■ SET TASK
Locate the word "Flux" in the material, then show every line that holds it.

Stored data:
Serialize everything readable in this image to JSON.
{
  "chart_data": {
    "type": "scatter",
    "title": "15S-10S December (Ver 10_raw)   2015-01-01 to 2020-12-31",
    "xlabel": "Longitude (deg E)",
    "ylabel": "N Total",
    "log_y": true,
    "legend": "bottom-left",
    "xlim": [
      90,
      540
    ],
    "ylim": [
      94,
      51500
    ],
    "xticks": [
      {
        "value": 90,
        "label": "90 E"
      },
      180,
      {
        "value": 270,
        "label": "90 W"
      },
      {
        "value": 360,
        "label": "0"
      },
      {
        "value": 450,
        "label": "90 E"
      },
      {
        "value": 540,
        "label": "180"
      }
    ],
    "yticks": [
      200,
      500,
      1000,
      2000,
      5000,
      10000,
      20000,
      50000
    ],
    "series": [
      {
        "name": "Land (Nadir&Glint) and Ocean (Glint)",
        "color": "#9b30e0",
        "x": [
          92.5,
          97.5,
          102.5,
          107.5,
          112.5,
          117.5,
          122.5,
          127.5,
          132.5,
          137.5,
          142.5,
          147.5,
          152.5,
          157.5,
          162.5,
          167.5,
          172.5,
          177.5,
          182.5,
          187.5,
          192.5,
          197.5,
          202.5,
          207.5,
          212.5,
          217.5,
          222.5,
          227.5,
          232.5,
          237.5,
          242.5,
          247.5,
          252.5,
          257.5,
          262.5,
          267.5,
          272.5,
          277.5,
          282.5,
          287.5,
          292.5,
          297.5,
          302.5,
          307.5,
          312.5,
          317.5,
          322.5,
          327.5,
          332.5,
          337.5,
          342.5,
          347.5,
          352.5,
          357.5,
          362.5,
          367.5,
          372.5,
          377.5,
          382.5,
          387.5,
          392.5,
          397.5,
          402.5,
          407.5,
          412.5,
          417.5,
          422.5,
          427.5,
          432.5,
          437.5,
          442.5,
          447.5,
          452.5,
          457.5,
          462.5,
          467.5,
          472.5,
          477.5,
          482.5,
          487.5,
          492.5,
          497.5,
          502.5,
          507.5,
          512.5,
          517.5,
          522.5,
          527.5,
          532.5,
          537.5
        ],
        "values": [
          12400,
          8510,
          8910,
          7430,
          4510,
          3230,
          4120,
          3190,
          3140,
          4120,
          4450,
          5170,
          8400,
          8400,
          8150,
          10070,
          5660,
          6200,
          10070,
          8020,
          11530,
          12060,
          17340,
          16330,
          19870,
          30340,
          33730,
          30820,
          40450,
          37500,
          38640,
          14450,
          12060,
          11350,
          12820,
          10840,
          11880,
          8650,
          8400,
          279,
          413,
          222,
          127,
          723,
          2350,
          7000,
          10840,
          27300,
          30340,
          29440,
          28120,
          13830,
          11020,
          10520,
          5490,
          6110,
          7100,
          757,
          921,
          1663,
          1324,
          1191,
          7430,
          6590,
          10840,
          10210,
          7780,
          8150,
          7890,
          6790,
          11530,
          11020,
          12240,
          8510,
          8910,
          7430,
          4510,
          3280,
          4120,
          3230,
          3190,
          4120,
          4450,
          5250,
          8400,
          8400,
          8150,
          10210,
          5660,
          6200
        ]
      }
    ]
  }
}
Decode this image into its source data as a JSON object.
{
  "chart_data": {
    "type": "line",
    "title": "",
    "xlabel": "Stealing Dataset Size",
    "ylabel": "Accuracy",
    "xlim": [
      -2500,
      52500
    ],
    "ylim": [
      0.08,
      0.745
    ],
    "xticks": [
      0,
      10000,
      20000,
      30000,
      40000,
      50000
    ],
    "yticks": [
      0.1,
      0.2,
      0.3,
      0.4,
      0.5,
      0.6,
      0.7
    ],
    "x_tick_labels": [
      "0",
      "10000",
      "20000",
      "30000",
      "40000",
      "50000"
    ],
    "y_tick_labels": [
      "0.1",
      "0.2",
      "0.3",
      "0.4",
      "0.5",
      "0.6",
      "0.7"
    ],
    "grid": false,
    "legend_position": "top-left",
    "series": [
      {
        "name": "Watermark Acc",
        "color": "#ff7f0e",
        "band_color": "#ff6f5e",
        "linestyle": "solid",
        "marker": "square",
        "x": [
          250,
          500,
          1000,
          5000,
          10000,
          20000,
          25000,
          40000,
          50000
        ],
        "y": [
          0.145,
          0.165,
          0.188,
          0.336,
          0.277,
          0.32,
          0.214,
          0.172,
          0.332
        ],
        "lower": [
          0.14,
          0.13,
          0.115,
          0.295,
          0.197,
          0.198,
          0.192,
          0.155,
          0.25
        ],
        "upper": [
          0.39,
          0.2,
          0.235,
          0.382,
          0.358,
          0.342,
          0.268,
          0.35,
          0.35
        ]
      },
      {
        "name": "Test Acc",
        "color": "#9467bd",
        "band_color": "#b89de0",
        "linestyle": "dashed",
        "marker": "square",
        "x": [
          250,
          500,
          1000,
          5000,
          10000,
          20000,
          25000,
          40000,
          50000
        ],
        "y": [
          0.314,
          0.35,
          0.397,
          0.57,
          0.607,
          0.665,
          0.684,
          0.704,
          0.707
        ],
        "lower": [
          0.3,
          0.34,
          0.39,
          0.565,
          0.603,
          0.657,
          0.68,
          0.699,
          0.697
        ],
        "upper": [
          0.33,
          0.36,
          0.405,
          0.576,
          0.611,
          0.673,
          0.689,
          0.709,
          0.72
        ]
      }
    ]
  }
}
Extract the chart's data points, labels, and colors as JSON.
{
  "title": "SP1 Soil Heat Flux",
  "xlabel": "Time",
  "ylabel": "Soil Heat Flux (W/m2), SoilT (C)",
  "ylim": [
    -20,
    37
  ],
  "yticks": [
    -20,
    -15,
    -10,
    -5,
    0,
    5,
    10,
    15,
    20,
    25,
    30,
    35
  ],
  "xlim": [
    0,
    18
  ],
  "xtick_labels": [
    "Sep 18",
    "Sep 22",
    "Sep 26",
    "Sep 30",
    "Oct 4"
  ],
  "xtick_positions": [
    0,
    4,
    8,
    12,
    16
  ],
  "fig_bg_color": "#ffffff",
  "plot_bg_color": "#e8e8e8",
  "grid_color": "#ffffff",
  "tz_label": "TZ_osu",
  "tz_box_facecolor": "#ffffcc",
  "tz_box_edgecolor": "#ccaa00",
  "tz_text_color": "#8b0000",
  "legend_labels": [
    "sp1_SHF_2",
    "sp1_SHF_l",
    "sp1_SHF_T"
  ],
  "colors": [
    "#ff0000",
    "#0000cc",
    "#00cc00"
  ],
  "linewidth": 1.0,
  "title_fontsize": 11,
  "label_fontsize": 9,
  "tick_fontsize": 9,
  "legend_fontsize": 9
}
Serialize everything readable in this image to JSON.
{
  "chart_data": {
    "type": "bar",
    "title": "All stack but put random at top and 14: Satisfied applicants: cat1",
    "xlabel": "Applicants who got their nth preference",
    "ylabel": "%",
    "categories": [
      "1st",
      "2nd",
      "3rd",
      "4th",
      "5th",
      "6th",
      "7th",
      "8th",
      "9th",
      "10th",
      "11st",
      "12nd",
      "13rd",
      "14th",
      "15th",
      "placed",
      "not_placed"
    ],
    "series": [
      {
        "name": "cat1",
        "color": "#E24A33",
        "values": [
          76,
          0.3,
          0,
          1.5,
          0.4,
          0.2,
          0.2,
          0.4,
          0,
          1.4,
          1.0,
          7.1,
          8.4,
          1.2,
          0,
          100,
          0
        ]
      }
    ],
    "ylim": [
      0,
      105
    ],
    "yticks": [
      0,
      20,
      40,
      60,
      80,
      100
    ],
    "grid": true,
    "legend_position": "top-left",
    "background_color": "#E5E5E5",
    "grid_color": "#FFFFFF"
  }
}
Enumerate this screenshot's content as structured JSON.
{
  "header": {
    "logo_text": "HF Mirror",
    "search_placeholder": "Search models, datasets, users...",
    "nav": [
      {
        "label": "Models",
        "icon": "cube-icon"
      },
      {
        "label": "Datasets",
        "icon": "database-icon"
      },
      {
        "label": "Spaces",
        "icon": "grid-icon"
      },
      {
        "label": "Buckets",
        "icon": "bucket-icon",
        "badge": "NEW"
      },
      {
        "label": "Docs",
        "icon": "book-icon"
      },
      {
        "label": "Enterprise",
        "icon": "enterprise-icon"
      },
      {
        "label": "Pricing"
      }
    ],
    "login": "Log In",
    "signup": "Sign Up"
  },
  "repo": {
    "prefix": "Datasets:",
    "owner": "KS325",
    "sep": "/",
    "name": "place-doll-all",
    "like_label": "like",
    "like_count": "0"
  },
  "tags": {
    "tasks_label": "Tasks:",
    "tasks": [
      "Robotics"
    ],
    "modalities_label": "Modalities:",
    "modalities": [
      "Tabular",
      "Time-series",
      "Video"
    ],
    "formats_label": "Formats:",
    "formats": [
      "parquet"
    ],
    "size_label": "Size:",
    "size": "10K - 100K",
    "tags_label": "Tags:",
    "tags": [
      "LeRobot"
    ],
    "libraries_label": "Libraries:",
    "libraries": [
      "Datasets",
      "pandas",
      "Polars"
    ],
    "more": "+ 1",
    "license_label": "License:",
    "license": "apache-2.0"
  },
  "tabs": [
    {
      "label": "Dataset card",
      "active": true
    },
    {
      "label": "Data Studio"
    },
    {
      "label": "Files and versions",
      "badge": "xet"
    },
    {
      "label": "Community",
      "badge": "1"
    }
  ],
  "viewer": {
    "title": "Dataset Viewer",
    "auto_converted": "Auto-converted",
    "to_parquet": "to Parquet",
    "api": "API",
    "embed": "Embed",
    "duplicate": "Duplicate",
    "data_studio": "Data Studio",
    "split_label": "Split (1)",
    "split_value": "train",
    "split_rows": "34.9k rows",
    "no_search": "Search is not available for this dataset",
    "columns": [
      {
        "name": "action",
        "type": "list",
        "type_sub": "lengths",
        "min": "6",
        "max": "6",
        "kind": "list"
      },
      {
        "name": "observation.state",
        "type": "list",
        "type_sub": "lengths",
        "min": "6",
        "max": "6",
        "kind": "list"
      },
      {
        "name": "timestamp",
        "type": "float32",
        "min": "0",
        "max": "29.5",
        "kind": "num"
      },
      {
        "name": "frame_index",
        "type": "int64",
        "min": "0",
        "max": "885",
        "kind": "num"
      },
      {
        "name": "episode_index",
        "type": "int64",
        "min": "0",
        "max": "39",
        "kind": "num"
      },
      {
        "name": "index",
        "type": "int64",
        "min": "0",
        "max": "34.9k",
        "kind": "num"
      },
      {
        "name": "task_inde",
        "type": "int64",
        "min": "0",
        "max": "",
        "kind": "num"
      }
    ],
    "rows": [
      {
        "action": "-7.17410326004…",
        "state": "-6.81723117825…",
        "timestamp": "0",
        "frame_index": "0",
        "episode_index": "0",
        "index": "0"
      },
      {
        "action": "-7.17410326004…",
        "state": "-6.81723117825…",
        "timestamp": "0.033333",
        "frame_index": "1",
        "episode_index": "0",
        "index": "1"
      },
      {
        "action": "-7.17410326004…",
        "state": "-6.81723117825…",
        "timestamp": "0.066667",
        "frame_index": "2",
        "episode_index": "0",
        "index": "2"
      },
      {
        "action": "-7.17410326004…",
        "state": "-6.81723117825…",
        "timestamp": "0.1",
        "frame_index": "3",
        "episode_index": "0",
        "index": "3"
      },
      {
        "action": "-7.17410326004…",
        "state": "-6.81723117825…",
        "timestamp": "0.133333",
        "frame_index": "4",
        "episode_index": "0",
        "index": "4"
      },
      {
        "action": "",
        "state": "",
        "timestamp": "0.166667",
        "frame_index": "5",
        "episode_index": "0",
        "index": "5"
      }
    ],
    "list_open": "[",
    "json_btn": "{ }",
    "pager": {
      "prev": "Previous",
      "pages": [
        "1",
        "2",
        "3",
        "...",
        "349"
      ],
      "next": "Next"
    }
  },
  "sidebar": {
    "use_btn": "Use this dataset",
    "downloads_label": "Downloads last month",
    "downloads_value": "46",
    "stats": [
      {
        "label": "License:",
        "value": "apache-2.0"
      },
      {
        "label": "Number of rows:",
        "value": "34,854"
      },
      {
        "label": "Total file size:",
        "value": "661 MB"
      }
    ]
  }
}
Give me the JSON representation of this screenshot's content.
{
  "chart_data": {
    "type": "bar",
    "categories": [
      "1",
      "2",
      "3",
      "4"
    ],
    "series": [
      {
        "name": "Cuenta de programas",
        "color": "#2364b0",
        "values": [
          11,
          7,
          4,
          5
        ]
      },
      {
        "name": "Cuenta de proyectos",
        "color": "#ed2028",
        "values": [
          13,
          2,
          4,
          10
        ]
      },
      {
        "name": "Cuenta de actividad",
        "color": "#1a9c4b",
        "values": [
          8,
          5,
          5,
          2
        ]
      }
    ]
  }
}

■ CORRECT RESPONSE
  "title": "SP1 Soil Heat Flux",
  "ylabel": "Soil Heat Flux (W/m2), SoilT (C)",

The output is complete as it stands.